--- BEGIN ---

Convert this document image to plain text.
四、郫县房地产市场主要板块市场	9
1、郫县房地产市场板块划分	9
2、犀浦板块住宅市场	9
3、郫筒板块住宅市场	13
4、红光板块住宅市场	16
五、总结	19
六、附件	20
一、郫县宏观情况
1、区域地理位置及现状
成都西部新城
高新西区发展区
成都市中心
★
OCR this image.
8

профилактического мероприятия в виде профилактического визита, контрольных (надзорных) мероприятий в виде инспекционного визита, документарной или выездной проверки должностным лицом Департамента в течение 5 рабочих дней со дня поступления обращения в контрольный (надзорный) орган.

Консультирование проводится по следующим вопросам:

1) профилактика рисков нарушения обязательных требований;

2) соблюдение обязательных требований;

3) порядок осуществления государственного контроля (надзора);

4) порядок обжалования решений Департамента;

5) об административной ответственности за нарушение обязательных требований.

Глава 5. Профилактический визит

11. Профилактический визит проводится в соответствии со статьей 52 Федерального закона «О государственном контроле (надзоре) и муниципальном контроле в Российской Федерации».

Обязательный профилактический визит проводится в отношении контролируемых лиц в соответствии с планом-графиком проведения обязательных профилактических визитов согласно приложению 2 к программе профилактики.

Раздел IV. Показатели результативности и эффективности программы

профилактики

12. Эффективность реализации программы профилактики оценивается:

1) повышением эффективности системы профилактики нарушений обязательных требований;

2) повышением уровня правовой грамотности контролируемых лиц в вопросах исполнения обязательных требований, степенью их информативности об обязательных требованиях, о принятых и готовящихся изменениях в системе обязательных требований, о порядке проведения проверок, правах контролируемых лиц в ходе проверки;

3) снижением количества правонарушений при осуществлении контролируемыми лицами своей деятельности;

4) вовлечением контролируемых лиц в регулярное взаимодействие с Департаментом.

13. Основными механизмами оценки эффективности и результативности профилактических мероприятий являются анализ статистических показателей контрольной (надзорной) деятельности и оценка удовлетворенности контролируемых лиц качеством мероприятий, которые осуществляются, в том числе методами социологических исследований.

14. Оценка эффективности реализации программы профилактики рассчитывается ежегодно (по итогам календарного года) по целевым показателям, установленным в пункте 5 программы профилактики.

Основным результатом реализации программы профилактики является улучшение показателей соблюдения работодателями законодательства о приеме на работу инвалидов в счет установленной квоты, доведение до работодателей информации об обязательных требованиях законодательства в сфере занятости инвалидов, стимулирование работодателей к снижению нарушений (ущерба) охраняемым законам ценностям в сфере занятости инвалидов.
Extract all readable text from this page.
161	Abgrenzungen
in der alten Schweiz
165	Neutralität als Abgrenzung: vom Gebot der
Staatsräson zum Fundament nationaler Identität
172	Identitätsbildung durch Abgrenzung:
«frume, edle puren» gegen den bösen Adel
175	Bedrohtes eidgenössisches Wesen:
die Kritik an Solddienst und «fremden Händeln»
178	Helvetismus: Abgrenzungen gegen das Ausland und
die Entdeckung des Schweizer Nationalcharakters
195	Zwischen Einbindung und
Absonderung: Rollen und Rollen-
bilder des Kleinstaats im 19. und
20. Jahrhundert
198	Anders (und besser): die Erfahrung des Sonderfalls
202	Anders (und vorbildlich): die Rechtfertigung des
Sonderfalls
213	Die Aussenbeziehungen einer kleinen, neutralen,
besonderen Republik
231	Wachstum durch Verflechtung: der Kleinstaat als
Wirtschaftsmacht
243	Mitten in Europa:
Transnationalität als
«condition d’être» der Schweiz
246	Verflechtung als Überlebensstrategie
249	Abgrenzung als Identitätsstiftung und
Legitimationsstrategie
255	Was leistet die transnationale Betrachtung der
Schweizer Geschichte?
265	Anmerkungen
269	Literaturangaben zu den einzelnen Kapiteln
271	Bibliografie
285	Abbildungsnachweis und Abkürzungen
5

--- END ---

-- Task description --
Pick out every line above that contains the word "image" and copy it.

-- Task result --
Convert this document image to plain text.
OCR this image.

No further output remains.